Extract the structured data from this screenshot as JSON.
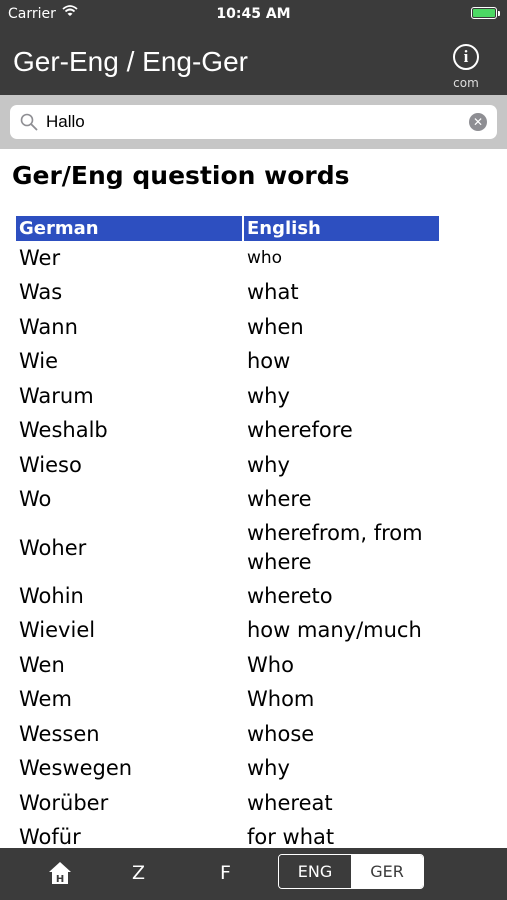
{
  "status_bar": {
    "carrier": "Carrier",
    "time": "10:45 AM"
  },
  "nav": {
    "title": "Ger-Eng / Eng-Ger",
    "info_label": "com"
  },
  "search": {
    "value": "Hallo"
  },
  "page": {
    "heading": "Ger/Eng question words"
  },
  "table": {
    "headers": {
      "german": "German",
      "english": "English"
    },
    "rows": [
      {
        "de": "Wer",
        "en": "who"
      },
      {
        "de": "Was",
        "en": "what"
      },
      {
        "de": "Wann",
        "en": "when"
      },
      {
        "de": "Wie",
        "en": "how"
      },
      {
        "de": "Warum",
        "en": "why"
      },
      {
        "de": "Weshalb",
        "en": "wherefore"
      },
      {
        "de": "Wieso",
        "en": "why"
      },
      {
        "de": "Wo",
        "en": "where"
      },
      {
        "de": "Woher",
        "en": "wherefrom, from where"
      },
      {
        "de": "Wohin",
        "en": "whereto"
      },
      {
        "de": "Wieviel",
        "en": "how many/much"
      },
      {
        "de": "Wen",
        "en": "Who"
      },
      {
        "de": "Wem",
        "en": "Whom"
      },
      {
        "de": "Wessen",
        "en": "whose"
      },
      {
        "de": "Weswegen",
        "en": "why"
      },
      {
        "de": "Worüber",
        "en": "whereat"
      },
      {
        "de": "Wofür",
        "en": "for what"
      }
    ]
  },
  "tab_bar": {
    "z_label": "Z",
    "f_label": "F",
    "eng_label": "ENG",
    "ger_label": "GER",
    "selected_language": "GER"
  },
  "colors": {
    "bar_background": "#3b3b3b",
    "header_blue": "#2d4fc0",
    "battery_green": "#4cd964"
  }
}
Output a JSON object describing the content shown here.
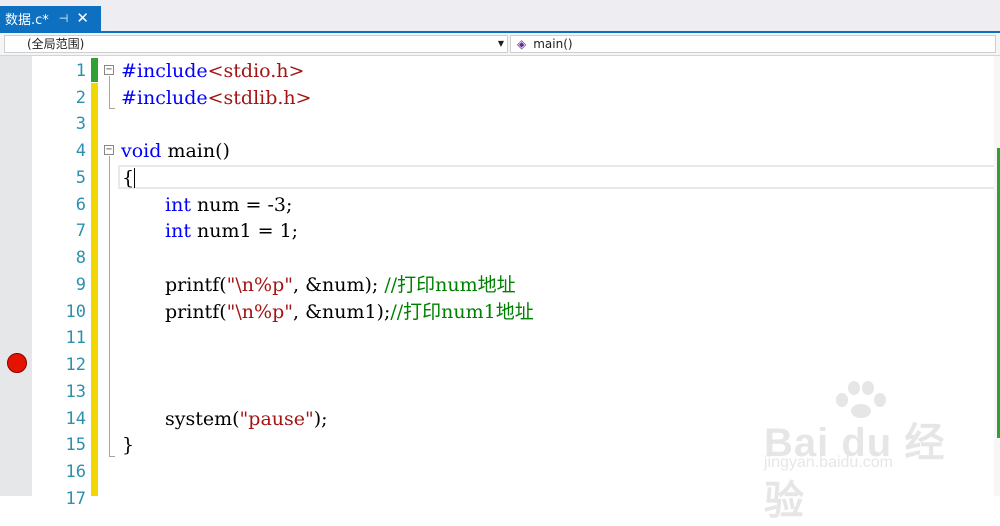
{
  "tab": {
    "title": "数据.c*",
    "pin_icon": "pin-icon",
    "close_icon": "close-icon"
  },
  "nav": {
    "scope": "(全局范围)",
    "function": "main()",
    "function_icon": "method-cube-icon"
  },
  "lines": [
    {
      "n": "1"
    },
    {
      "n": "2"
    },
    {
      "n": "3"
    },
    {
      "n": "4"
    },
    {
      "n": "5"
    },
    {
      "n": "6"
    },
    {
      "n": "7"
    },
    {
      "n": "8"
    },
    {
      "n": "9"
    },
    {
      "n": "10"
    },
    {
      "n": "11"
    },
    {
      "n": "12"
    },
    {
      "n": "13"
    },
    {
      "n": "14"
    },
    {
      "n": "15"
    },
    {
      "n": "16"
    },
    {
      "n": "17"
    }
  ],
  "code": {
    "l1_kw": "#include",
    "l1_str": "<stdio.h>",
    "l2_kw": "#include",
    "l2_str": "<stdlib.h>",
    "l4_kw": "void",
    "l4_rest": " main()",
    "l5": "{",
    "l6_kw": "int",
    "l6_rest": " num = -3;",
    "l7_kw": "int",
    "l7_rest": " num1 = 1;",
    "l9_a": "printf(",
    "l9_str": "\"\\n%p\"",
    "l9_b": ", &num); ",
    "l9_cm": "//打印num地址",
    "l10_a": "printf(",
    "l10_str": "\"\\n%p\"",
    "l10_b": ", &num1);",
    "l10_cm": "//打印num1地址",
    "l14_a": "system(",
    "l14_str": "\"pause\"",
    "l14_b": ");",
    "l15": "}"
  },
  "watermark": {
    "brand": "Bai du 经验",
    "url": "jingyan.baidu.com"
  },
  "colors": {
    "keyword": "#0000ff",
    "string": "#a31515",
    "comment": "#008000",
    "line_number": "#2b91af",
    "tab_active": "#0e70c0",
    "breakpoint": "#e51400"
  },
  "breakpoint_line": 12
}
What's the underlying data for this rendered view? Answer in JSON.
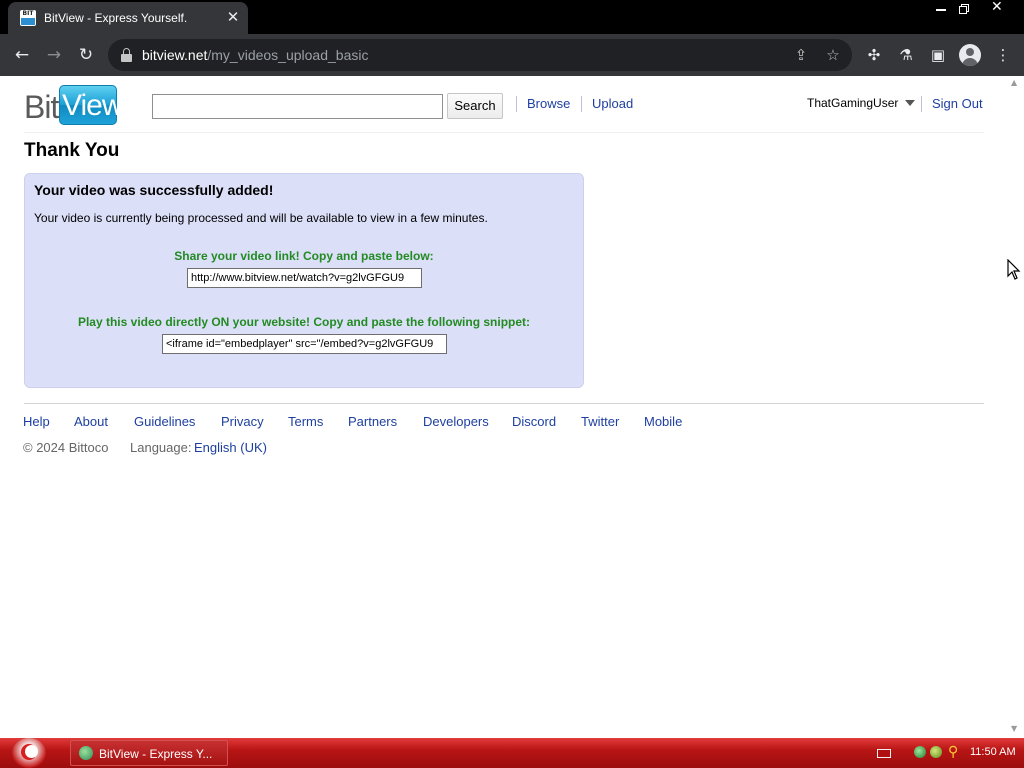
{
  "browser": {
    "tab": {
      "title": "BitView - Express Yourself.",
      "favicon_text": "BIT"
    },
    "close_tab_glyph": "✕",
    "url": {
      "host": "bitview.net",
      "path": "/my_videos_upload_basic"
    },
    "icons": [
      "back-icon",
      "forward-icon",
      "reload-icon",
      "lock-icon",
      "share-icon",
      "star-icon",
      "extensions-icon",
      "labs-icon",
      "sidepanel-icon",
      "profile-icon",
      "menu-icon"
    ]
  },
  "site": {
    "logo": {
      "part1": "Bit",
      "part2": "View"
    },
    "search": {
      "value": "",
      "button": "Search"
    },
    "nav": {
      "browse": "Browse",
      "upload": "Upload"
    },
    "user": {
      "name": "ThatGamingUser",
      "sign_out": "Sign Out"
    }
  },
  "page": {
    "title": "Thank You",
    "success": {
      "heading": "Your video was successfully added!",
      "message": "Your video is currently being processed and will be available to view in a few minutes.",
      "share_label": "Share your video link! Copy and paste below:",
      "share_value": "http://www.bitview.net/watch?v=g2lvGFGU9",
      "embed_label": "Play this video directly ON your website! Copy and paste the following snippet:",
      "embed_value": "<iframe id=\"embedplayer\" src=\"/embed?v=g2lvGFGU9"
    }
  },
  "footer": {
    "links": [
      "Help",
      "About",
      "Guidelines",
      "Privacy",
      "Terms",
      "Partners",
      "Developers",
      "Discord",
      "Twitter",
      "Mobile"
    ],
    "copyright": "© 2024 Bittoco",
    "language_label": "Language:",
    "language_value": "English (UK)"
  },
  "taskbar": {
    "task_label": "BitView - Express Y...",
    "clock": "11:50 AM"
  },
  "colors": {
    "link": "#1e3fa0",
    "success_bg": "#dcdff8",
    "success_label": "#228b22",
    "taskbar": "#b81515"
  }
}
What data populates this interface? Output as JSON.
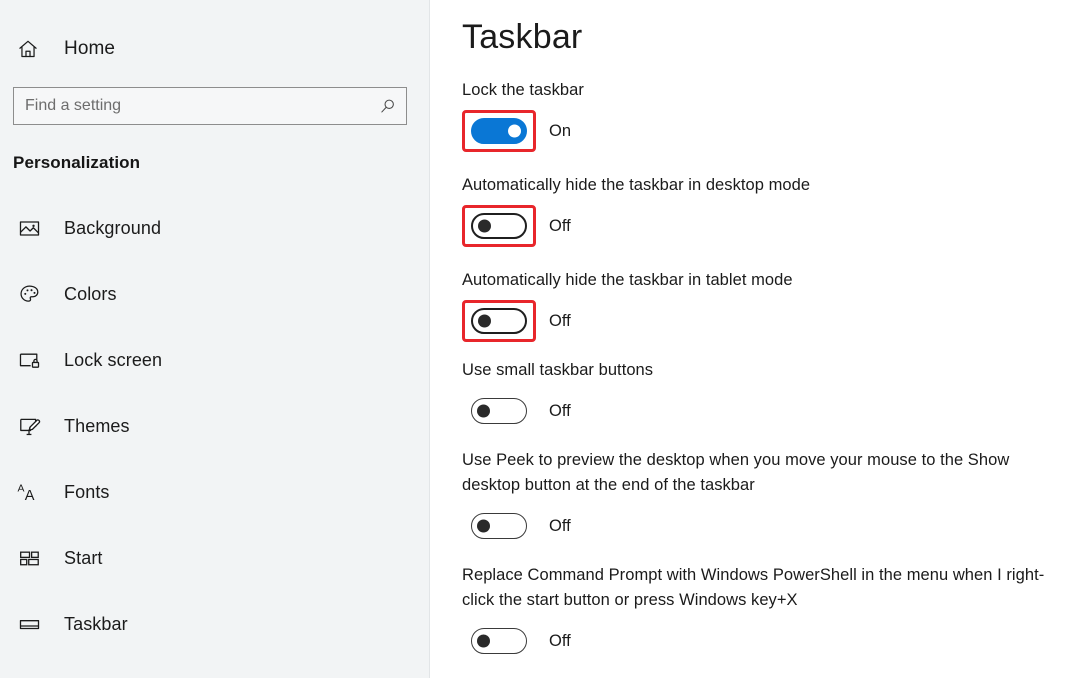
{
  "sidebar": {
    "home": {
      "label": "Home",
      "icon": "home-icon"
    },
    "search": {
      "placeholder": "Find a setting",
      "value": "",
      "icon": "search-icon"
    },
    "category": "Personalization",
    "items": [
      {
        "label": "Background",
        "icon": "image-icon"
      },
      {
        "label": "Colors",
        "icon": "palette-icon"
      },
      {
        "label": "Lock screen",
        "icon": "lock-screen-icon"
      },
      {
        "label": "Themes",
        "icon": "themes-brush-icon"
      },
      {
        "label": "Fonts",
        "icon": "fonts-aa-icon"
      },
      {
        "label": "Start",
        "icon": "start-tiles-icon"
      },
      {
        "label": "Taskbar",
        "icon": "taskbar-icon"
      }
    ]
  },
  "main": {
    "title": "Taskbar",
    "settings": [
      {
        "label": "Lock the taskbar",
        "state": "On",
        "on": true,
        "highlighted": true
      },
      {
        "label": "Automatically hide the taskbar in desktop mode",
        "state": "Off",
        "on": false,
        "highlighted": true
      },
      {
        "label": "Automatically hide the taskbar in tablet mode",
        "state": "Off",
        "on": false,
        "highlighted": true
      },
      {
        "label": "Use small taskbar buttons",
        "state": "Off",
        "on": false,
        "highlighted": false
      },
      {
        "label": "Use Peek to preview the desktop when you move your mouse to the Show desktop button at the end of the taskbar",
        "state": "Off",
        "on": false,
        "highlighted": false
      },
      {
        "label": "Replace Command Prompt with Windows PowerShell in the menu when I right-click the start button or press Windows key+X",
        "state": "Off",
        "on": false,
        "highlighted": false
      }
    ]
  },
  "colors": {
    "accent": "#0a77d5",
    "highlight": "#e8262b",
    "sidebar_bg": "#f2f4f5",
    "main_bg": "#ffffff",
    "text": "#1b1b1b"
  }
}
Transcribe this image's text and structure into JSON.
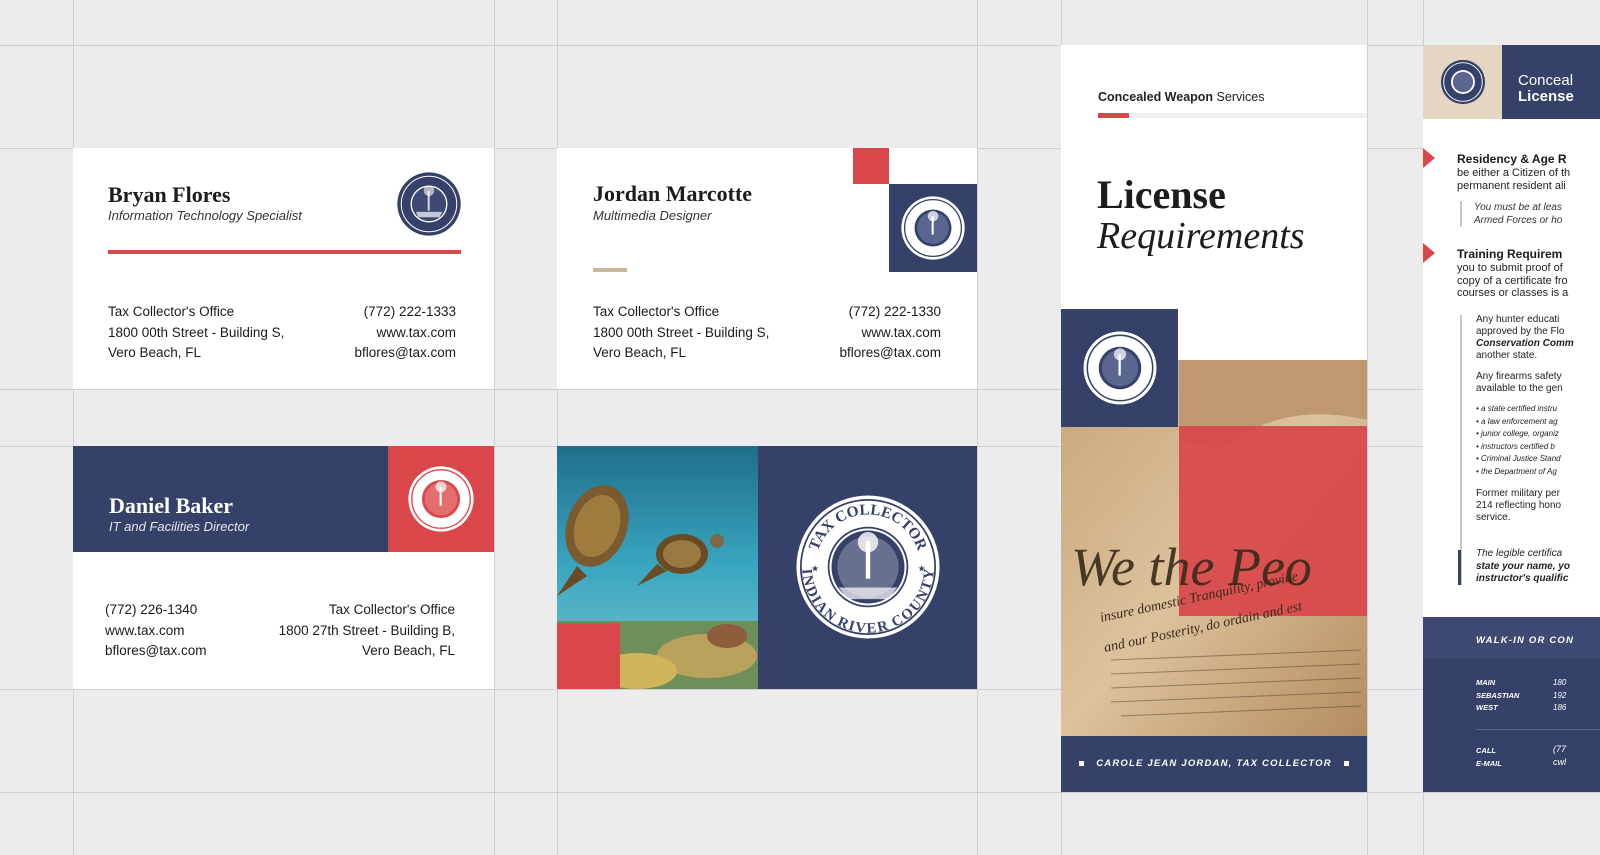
{
  "colors": {
    "navy": "#354168",
    "red": "#d9474a",
    "tan": "#c9b59a",
    "background": "#ececec"
  },
  "seal": {
    "top": "TAX COLLECTOR",
    "bottom": "INDIAN RIVER COUNTY"
  },
  "cards": [
    {
      "name": "Bryan Flores",
      "title": "Information Technology Specialist",
      "office": "Tax Collector's Office",
      "address1": "1800 00th Street - Building S,",
      "address2": "Vero Beach, FL",
      "phone": "(772) 222-1333",
      "web": "www.tax.com",
      "email": "bflores@tax.com"
    },
    {
      "name": "Jordan Marcotte",
      "title": "Multimedia Designer",
      "office": "Tax Collector's Office",
      "address1": "1800 00th Street - Building S,",
      "address2": "Vero Beach, FL",
      "phone": "(772) 222-1330",
      "web": "www.tax.com",
      "email": "bflores@tax.com"
    },
    {
      "name": "Daniel Baker",
      "title": "IT and Facilities Director",
      "office": "Tax Collector's Office",
      "address1": "1800 27th Street - Building B,",
      "address2": "Vero Beach, FL",
      "phone": "(772) 226-1340",
      "web": "www.tax.com",
      "email": "bflores@tax.com"
    }
  ],
  "brochure": {
    "header_bold": "Concealed Weapon",
    "header_rest": " Services",
    "title_line1": "License",
    "title_line2": "Requirements",
    "footer": "CAROLE JEAN JORDAN, TAX COLLECTOR",
    "document_text": [
      "We the Peo",
      "insure domestic Tranquility, provide",
      "and our Posterity, do ordain and est"
    ]
  },
  "brochure2": {
    "header_line1": "Conceal",
    "header_line2": "License",
    "sec1_title": "Residency & Age R",
    "sec1_line1": "be either a Citizen of th",
    "sec1_line2": "permanent resident ali",
    "sec1_quote1": "You must be at leas",
    "sec1_quote2": "Armed Forces or ho",
    "sec2_title": "Training Requirem",
    "sec2_line1": "you to submit proof of",
    "sec2_line2": "copy of a certificate fro",
    "sec2_line3": "courses or classes is a",
    "list_a1": "Any hunter educati",
    "list_a2": "approved by the Flo",
    "list_a3": "Conservation Comm",
    "list_a4": "another state.",
    "list_b1": "Any firearms safety",
    "list_b2": "available to the gen",
    "bullets": [
      "a state certified instru",
      "a law enforcement ag",
      "junior college, organiz",
      "instructors certified b",
      "Criminal Justice Stand",
      "the Department of Ag"
    ],
    "list_c1": "Former military per",
    "list_c2": "214 reflecting hono",
    "list_c3": "service.",
    "note1": "The legible certifica",
    "note2": "state your name, yo",
    "note3": "instructor's qualific",
    "walkin": "WALK-IN OR CON",
    "loc1": "MAIN",
    "loc1v": "180",
    "loc2": "SEBASTIAN",
    "loc2v": "192",
    "loc3": "WEST",
    "loc3v": "186",
    "call": "CALL",
    "callv": "(77",
    "email": "E-MAIL",
    "emailv": "cwl"
  }
}
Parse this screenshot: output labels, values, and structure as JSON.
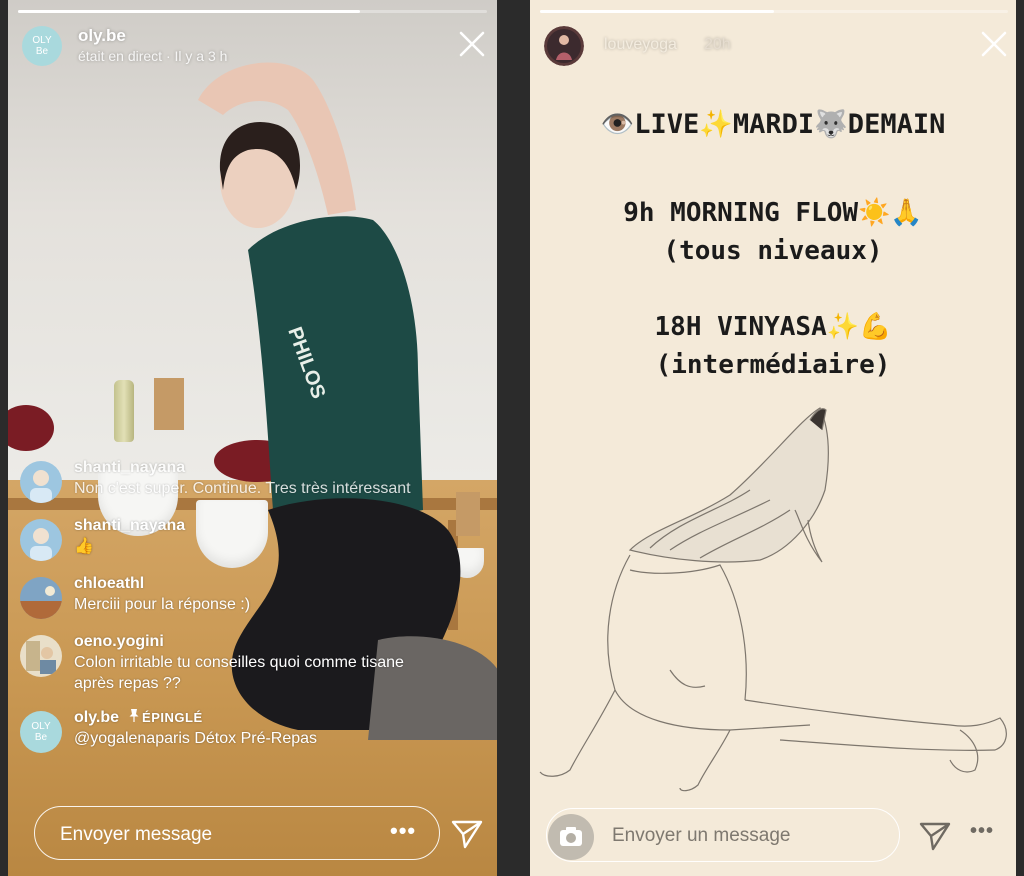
{
  "left_story": {
    "username": "oly.be",
    "avatar_text_top": "OLY",
    "avatar_text_bottom": "Be",
    "subtitle": "était en direct · Il y a 3 h",
    "progress": 0.73,
    "comments": [
      {
        "user": "shanti_nayana",
        "text": "Non c'est super. Continue. Tres très intéressant"
      },
      {
        "user": "shanti_nayana",
        "text": "👍"
      },
      {
        "user": "chloeathl",
        "text": "Merciii pour la réponse :)"
      },
      {
        "user": "oeno.yogini",
        "text": "Colon irritable tu conseilles quoi comme tisane après repas ??"
      }
    ],
    "pinned": {
      "user": "oly.be",
      "pin_icon": "pin-icon",
      "label": "ÉPINGLÉ",
      "mention": "@yogalenaparis",
      "text": "Détox Pré-Repas"
    },
    "message_placeholder": "Envoyer message",
    "more_label": "•••",
    "accent_avatar_color": "#a9d9dd"
  },
  "right_story": {
    "username": "louveyoga",
    "time": "20h",
    "progress": 0.5,
    "lines": [
      "👁️LIVE✨MARDI🐺DEMAIN",
      "9h MORNING FLOW☀️🙏",
      "(tous niveaux)",
      "18H VINYASA✨💪",
      "(intermédiaire)"
    ],
    "message_placeholder": "Envoyer un message",
    "more_label": "•••",
    "background_color": "#f4ead9"
  }
}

◆ PROBLEM TO WORK ON:
Identify which lines contain the word "desktop" and copy each one.

◆ ANSWER TO THIS EXERCISE:
        "label": "Automatically hide the taskbar in desktop mode",
        "label": "Use Peek to preview the desktop when you move your mouse to the Show desktop button at the end of the taskbar",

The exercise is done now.